--- EXTRACTED DATA ---
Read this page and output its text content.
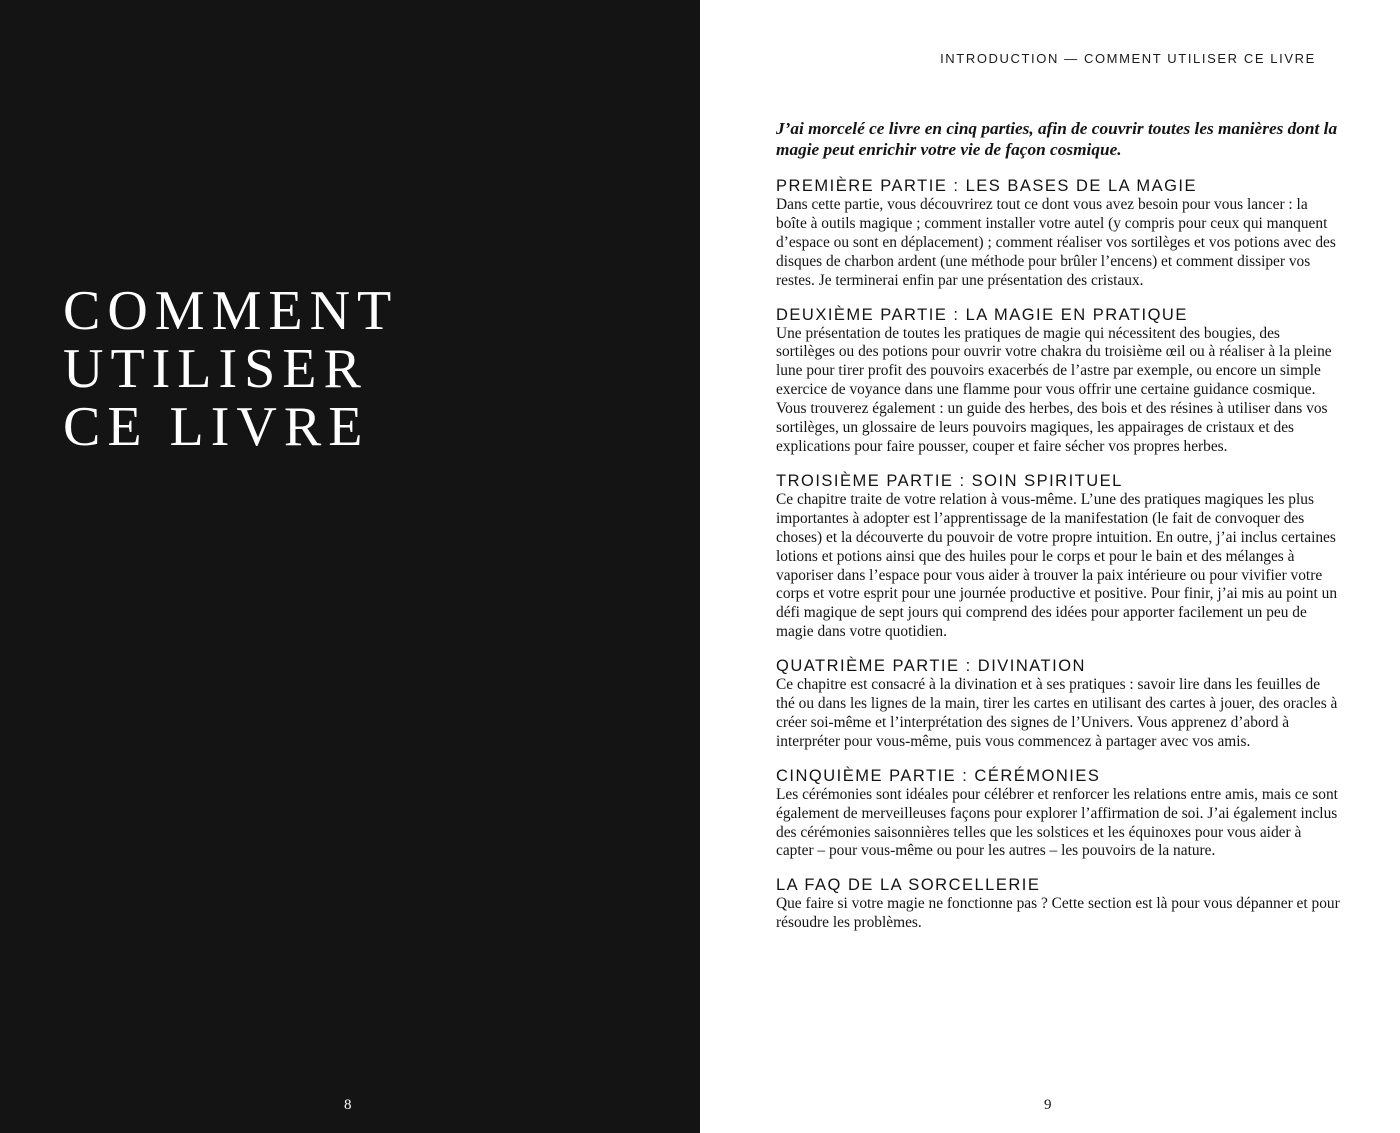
COMMENT
UTILISER
CE LIVRE
8
INTRODUCTION — COMMENT UTILISER CE LIVRE

J’ai morcelé ce livre en cinq parties, afin de couvrir toutes les manières dont la magie peut enrichir votre vie de façon cosmique.

PREMIÈRE PARTIE : LES BASES DE LA MAGIE

Dans cette partie, vous découvrirez tout ce dont vous avez besoin pour vous lancer : la boîte à outils magique ; comment installer votre autel (y compris pour ceux qui manquent d’espace ou sont en déplacement) ; comment réaliser vos sortilèges et vos potions avec des disques de charbon ardent (une méthode pour brûler l’encens) et comment dissiper vos restes. Je terminerai enfin par une présentation des cristaux.

DEUXIÈME PARTIE : LA MAGIE EN PRATIQUE

Une présentation de toutes les pratiques de magie qui nécessitent des bougies, des sortilèges ou des potions pour ouvrir votre chakra du troisième œil ou à réaliser à la pleine lune pour tirer profit des pouvoirs exacerbés de l’astre par exemple, ou encore un simple exercice de voyance dans une flamme pour vous offrir une certaine guidance cosmique. Vous trouverez également : un guide des herbes, des bois et des résines à utiliser dans vos sortilèges, un glossaire de leurs pouvoirs magiques, les appairages de cristaux et des explications pour faire pousser, couper et faire sécher vos propres herbes.

TROISIÈME PARTIE : SOIN SPIRITUEL

Ce chapitre traite de votre relation à vous-même. L’une des pratiques magiques les plus importantes à adopter est l’apprentissage de la manifestation (le fait de convoquer des choses) et la découverte du pouvoir de votre propre intuition. En outre, j’ai inclus certaines lotions et potions ainsi que des huiles pour le corps et pour le bain et des mélanges à vaporiser dans l’espace pour vous aider à trouver la paix intérieure ou pour vivifier votre corps et votre esprit pour une journée productive et positive. Pour finir, j’ai mis au point un défi magique de sept jours qui comprend des idées pour apporter facilement un peu de magie dans votre quotidien.

QUATRIÈME PARTIE : DIVINATION

Ce chapitre est consacré à la divination et à ses pratiques : savoir lire dans les feuilles de thé ou dans les lignes de la main, tirer les cartes en utilisant des cartes à jouer, des oracles à créer soi-même et l’interprétation des signes de l’Univers. Vous apprenez d’abord à interpréter pour vous-même, puis vous commencez à partager avec vos amis.

CINQUIÈME PARTIE : CÉRÉMONIES

Les cérémonies sont idéales pour célébrer et renforcer les relations entre amis, mais ce sont également de merveilleuses façons pour explorer l’affirmation de soi. J’ai également inclus des cérémonies saisonnières telles que les solstices et les équinoxes pour vous aider à capter – pour vous-même ou pour les autres – les pouvoirs de la nature.

LA FAQ DE LA SORCELLERIE

Que faire si votre magie ne fonctionne pas ? Cette section est là pour vous dépanner et pour résoudre les problèmes.

9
---
Report how many lines of the preceding records include "toutes". Output the number only.

- **RESULT BELOW**:
2